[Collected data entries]
※ ※ ※

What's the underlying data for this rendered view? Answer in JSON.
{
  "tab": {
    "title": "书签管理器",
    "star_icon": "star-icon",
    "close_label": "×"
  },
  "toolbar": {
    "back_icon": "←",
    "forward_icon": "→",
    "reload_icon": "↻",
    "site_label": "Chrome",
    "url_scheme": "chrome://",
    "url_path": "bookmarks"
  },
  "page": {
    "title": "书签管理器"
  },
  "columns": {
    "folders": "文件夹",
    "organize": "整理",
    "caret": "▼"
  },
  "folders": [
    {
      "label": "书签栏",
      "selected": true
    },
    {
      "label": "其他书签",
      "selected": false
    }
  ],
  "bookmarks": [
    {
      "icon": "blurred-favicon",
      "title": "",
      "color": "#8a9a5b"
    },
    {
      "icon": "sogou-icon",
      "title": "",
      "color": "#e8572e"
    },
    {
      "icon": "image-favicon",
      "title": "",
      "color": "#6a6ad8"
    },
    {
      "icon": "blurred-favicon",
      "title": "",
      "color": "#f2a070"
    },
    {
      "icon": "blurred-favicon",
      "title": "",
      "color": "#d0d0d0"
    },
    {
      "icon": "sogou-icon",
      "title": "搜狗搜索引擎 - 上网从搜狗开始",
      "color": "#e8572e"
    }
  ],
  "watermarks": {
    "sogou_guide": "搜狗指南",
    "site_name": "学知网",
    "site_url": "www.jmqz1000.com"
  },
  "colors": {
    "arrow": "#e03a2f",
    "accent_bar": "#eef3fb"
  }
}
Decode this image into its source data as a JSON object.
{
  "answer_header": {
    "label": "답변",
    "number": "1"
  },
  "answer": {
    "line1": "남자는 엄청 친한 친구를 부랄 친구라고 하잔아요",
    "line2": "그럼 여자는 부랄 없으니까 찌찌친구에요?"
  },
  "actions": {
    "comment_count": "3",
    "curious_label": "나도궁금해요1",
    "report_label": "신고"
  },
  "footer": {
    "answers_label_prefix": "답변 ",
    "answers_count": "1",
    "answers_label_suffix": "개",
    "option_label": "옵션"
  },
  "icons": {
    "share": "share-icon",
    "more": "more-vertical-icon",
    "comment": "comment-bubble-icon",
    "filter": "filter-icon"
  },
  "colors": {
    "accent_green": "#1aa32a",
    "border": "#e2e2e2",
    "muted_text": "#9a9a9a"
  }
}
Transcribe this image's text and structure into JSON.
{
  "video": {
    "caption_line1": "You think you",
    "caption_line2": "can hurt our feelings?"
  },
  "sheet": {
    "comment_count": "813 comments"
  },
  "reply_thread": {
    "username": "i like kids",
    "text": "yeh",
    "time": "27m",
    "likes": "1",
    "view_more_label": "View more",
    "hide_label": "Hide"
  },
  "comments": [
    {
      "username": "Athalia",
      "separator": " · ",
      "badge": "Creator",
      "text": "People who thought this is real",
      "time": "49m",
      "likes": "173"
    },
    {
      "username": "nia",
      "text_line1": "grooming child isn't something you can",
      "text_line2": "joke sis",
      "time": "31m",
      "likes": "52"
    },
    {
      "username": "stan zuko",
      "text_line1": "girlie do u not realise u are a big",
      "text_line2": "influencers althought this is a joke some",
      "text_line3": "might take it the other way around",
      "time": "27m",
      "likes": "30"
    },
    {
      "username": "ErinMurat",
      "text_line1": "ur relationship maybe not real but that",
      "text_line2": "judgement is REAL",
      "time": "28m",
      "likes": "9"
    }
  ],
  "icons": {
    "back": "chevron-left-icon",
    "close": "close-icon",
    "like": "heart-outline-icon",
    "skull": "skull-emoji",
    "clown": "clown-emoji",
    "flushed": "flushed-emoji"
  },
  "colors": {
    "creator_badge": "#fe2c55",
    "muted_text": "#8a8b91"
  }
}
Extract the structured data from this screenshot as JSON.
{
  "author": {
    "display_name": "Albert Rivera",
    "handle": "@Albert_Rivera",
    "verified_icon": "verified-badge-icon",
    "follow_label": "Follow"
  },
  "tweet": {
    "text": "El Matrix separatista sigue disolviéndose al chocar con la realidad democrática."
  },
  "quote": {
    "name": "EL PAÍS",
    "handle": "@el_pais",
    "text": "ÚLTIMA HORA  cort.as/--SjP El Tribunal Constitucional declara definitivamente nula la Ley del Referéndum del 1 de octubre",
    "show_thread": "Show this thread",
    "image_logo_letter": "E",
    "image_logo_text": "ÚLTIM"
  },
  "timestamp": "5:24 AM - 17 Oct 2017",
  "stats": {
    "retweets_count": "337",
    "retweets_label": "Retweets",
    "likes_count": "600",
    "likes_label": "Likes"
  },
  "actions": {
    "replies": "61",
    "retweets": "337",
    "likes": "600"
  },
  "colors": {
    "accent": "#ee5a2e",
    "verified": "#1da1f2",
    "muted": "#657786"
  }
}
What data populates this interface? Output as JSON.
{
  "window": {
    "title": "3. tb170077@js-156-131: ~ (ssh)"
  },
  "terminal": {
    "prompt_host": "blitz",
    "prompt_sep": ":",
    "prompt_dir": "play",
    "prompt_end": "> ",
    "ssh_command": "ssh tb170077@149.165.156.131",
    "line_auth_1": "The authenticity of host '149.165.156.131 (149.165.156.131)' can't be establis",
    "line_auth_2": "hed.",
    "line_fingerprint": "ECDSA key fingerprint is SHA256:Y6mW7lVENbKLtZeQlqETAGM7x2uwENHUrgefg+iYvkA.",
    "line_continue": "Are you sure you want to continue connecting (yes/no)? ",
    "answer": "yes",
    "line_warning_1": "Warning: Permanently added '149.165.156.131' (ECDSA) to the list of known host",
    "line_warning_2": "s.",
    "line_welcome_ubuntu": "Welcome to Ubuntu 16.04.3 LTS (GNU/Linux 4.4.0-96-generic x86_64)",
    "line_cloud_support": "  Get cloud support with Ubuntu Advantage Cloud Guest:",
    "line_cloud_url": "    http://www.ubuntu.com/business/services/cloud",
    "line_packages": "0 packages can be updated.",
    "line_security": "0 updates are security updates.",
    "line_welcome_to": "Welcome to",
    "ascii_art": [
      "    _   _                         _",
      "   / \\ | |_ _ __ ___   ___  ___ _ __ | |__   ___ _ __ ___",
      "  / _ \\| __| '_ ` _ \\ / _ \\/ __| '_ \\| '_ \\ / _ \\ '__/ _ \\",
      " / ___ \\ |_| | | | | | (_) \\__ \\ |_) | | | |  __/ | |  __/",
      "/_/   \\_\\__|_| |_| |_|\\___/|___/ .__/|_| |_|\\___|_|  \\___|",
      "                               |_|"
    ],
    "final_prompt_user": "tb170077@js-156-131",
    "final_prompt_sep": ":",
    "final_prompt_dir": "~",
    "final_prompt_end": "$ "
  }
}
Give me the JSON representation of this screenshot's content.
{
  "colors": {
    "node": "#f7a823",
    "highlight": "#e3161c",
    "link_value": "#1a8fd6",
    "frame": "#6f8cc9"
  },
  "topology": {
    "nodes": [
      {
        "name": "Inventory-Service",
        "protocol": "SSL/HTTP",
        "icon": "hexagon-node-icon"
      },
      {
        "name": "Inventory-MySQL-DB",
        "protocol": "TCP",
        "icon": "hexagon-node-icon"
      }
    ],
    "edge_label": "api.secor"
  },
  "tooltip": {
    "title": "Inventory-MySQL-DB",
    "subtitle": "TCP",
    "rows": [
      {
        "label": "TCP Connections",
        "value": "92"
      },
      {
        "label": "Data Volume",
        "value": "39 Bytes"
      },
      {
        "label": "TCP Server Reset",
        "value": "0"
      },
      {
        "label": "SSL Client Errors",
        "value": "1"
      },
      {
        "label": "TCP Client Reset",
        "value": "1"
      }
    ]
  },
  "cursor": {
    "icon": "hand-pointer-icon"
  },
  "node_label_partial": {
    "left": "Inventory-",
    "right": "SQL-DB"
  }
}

※ ※ ※

Problem requirements >> Extract all lines as given.

Response >>
What's the underlying data for this rendered view? Answer in JSON.
{
  "tab": {
    "title": "书签管理器",
    "star_icon": "star-icon",
    "close_label": "×"
  },
  "toolbar": {
    "back_icon": "←",
    "forward_icon": "→",
    "reload_icon": "↻",
    "site_label": "Chrome",
    "url_scheme": "chrome://",
    "url_path": "bookmarks"
  },
  "page": {
    "title": "书签管理器"
  },
  "columns": {
    "folders": "文件夹",
    "organize": "整理",
    "caret": "▼"
  },
  "folders": [
    {
      "label": "书签栏",
      "selected": true
    },
    {
      "label": "其他书签",
      "selected": false
    }
  ],
  "bookmarks": [
    {
      "icon": "blurred-favicon",
      "title": "",
      "color": "#8a9a5b"
    },
    {
      "icon": "sogou-icon",
      "title": "",
      "color": "#e8572e"
    },
    {
      "icon": "image-favicon",
      "title": "",
      "color": "#6a6ad8"
    },
    {
      "icon": "blurred-favicon",
      "title": "",
      "color": "#f2a070"
    },
    {
      "icon": "blurred-favicon",
      "title": "",
      "color": "#d0d0d0"
    },
    {
      "icon": "sogou-icon",
      "title": "搜狗搜索引擎 - 上网从搜狗开始",
      "color": "#e8572e"
    }
  ],
  "watermarks": {
    "sogou_guide": "搜狗指南",
    "site_name": "学知网",
    "site_url": "www.jmqz1000.com"
  },
  "colors": {
    "arrow": "#e03a2f",
    "accent_bar": "#eef3fb"
  }
}
Decode this image into its source data as a JSON object.
{
  "answer_header": {
    "label": "답변",
    "number": "1"
  },
  "answer": {
    "line1": "남자는 엄청 친한 친구를 부랄 친구라고 하잔아요",
    "line2": "그럼 여자는 부랄 없으니까 찌찌친구에요?"
  },
  "actions": {
    "comment_count": "3",
    "curious_label": "나도궁금해요1",
    "report_label": "신고"
  },
  "footer": {
    "answers_label_prefix": "답변 ",
    "answers_count": "1",
    "answers_label_suffix": "개",
    "option_label": "옵션"
  },
  "icons": {
    "share": "share-icon",
    "more": "more-vertical-icon",
    "comment": "comment-bubble-icon",
    "filter": "filter-icon"
  },
  "colors": {
    "accent_green": "#1aa32a",
    "border": "#e2e2e2",
    "muted_text": "#9a9a9a"
  }
}
Transcribe this image's text and structure into JSON.
{
  "video": {
    "caption_line1": "You think you",
    "caption_line2": "can hurt our feelings?"
  },
  "sheet": {
    "comment_count": "813 comments"
  },
  "reply_thread": {
    "username": "i like kids",
    "text": "yeh",
    "time": "27m",
    "likes": "1",
    "view_more_label": "View more",
    "hide_label": "Hide"
  },
  "comments": [
    {
      "username": "Athalia",
      "separator": " · ",
      "badge": "Creator",
      "text": "People who thought this is real",
      "time": "49m",
      "likes": "173"
    },
    {
      "username": "nia",
      "text_line1": "grooming child isn't something you can",
      "text_line2": "joke sis",
      "time": "31m",
      "likes": "52"
    },
    {
      "username": "stan zuko",
      "text_line1": "girlie do u not realise u are a big",
      "text_line2": "influencers althought this is a joke some",
      "text_line3": "might take it the other way around",
      "time": "27m",
      "likes": "30"
    },
    {
      "username": "ErinMurat",
      "text_line1": "ur relationship maybe not real but that",
      "text_line2": "judgement is REAL",
      "time": "28m",
      "likes": "9"
    }
  ],
  "icons": {
    "back": "chevron-left-icon",
    "close": "close-icon",
    "like": "heart-outline-icon",
    "skull": "skull-emoji",
    "clown": "clown-emoji",
    "flushed": "flushed-emoji"
  },
  "colors": {
    "creator_badge": "#fe2c55",
    "muted_text": "#8a8b91"
  }
}
Extract the structured data from this screenshot as JSON.
{
  "author": {
    "display_name": "Albert Rivera",
    "handle": "@Albert_Rivera",
    "verified_icon": "verified-badge-icon",
    "follow_label": "Follow"
  },
  "tweet": {
    "text": "El Matrix separatista sigue disolviéndose al chocar con la realidad democrática."
  },
  "quote": {
    "name": "EL PAÍS",
    "handle": "@el_pais",
    "text": "ÚLTIMA HORA  cort.as/--SjP El Tribunal Constitucional declara definitivamente nula la Ley del Referéndum del 1 de octubre",
    "show_thread": "Show this thread",
    "image_logo_letter": "E",
    "image_logo_text": "ÚLTIM"
  },
  "timestamp": "5:24 AM - 17 Oct 2017",
  "stats": {
    "retweets_count": "337",
    "retweets_label": "Retweets",
    "likes_count": "600",
    "likes_label": "Likes"
  },
  "actions": {
    "replies": "61",
    "retweets": "337",
    "likes": "600"
  },
  "colors": {
    "accent": "#ee5a2e",
    "verified": "#1da1f2",
    "muted": "#657786"
  }
}
What data populates this interface? Output as JSON.
{
  "window": {
    "title": "3. tb170077@js-156-131: ~ (ssh)"
  },
  "terminal": {
    "prompt_host": "blitz",
    "prompt_sep": ":",
    "prompt_dir": "play",
    "prompt_end": "> ",
    "ssh_command": "ssh tb170077@149.165.156.131",
    "line_auth_1": "The authenticity of host '149.165.156.131 (149.165.156.131)' can't be establis",
    "line_auth_2": "hed.",
    "line_fingerprint": "ECDSA key fingerprint is SHA256:Y6mW7lVENbKLtZeQlqETAGM7x2uwENHUrgefg+iYvkA.",
    "line_continue": "Are you sure you want to continue connecting (yes/no)? ",
    "answer": "yes",
    "line_warning_1": "Warning: Permanently added '149.165.156.131' (ECDSA) to the list of known host",
    "line_warning_2": "s.",
    "line_welcome_ubuntu": "Welcome to Ubuntu 16.04.3 LTS (GNU/Linux 4.4.0-96-generic x86_64)",
    "line_cloud_support": "  Get cloud support with Ubuntu Advantage Cloud Guest:",
    "line_cloud_url": "    http://www.ubuntu.com/business/services/cloud",
    "line_packages": "0 packages can be updated.",
    "line_security": "0 updates are security updates.",
    "line_welcome_to": "Welcome to",
    "ascii_art": [
      "    _   _                         _",
      "   / \\ | |_ _ __ ___   ___  ___ _ __ | |__   ___ _ __ ___",
      "  / _ \\| __| '_ ` _ \\ / _ \\/ __| '_ \\| '_ \\ / _ \\ '__/ _ \\",
      " / ___ \\ |_| | | | | | (_) \\__ \\ |_) | | | |  __/ | |  __/",
      "/_/   \\_\\__|_| |_| |_|\\___/|___/ .__/|_| |_|\\___|_|  \\___|",
      "                               |_|"
    ],
    "final_prompt_user": "tb170077@js-156-131",
    "final_prompt_sep": ":",
    "final_prompt_dir": "~",
    "final_prompt_end": "$ "
  }
}
Give me the JSON representation of this screenshot's content.
{
  "colors": {
    "node": "#f7a823",
    "highlight": "#e3161c",
    "link_value": "#1a8fd6",
    "frame": "#6f8cc9"
  },
  "topology": {
    "nodes": [
      {
        "name": "Inventory-Service",
        "protocol": "SSL/HTTP",
        "icon": "hexagon-node-icon"
      },
      {
        "name": "Inventory-MySQL-DB",
        "protocol": "TCP",
        "icon": "hexagon-node-icon"
      }
    ],
    "edge_label": "api.secor"
  },
  "tooltip": {
    "title": "Inventory-MySQL-DB",
    "subtitle": "TCP",
    "rows": [
      {
        "label": "TCP Connections",
        "value": "92"
      },
      {
        "label": "Data Volume",
        "value": "39 Bytes"
      },
      {
        "label": "TCP Server Reset",
        "value": "0"
      },
      {
        "label": "SSL Client Errors",
        "value": "1"
      },
      {
        "label": "TCP Client Reset",
        "value": "1"
      }
    ]
  },
  "cursor": {
    "icon": "hand-pointer-icon"
  },
  "node_label_partial": {
    "left": "Inventory-",
    "right": "SQL-DB"
  }
}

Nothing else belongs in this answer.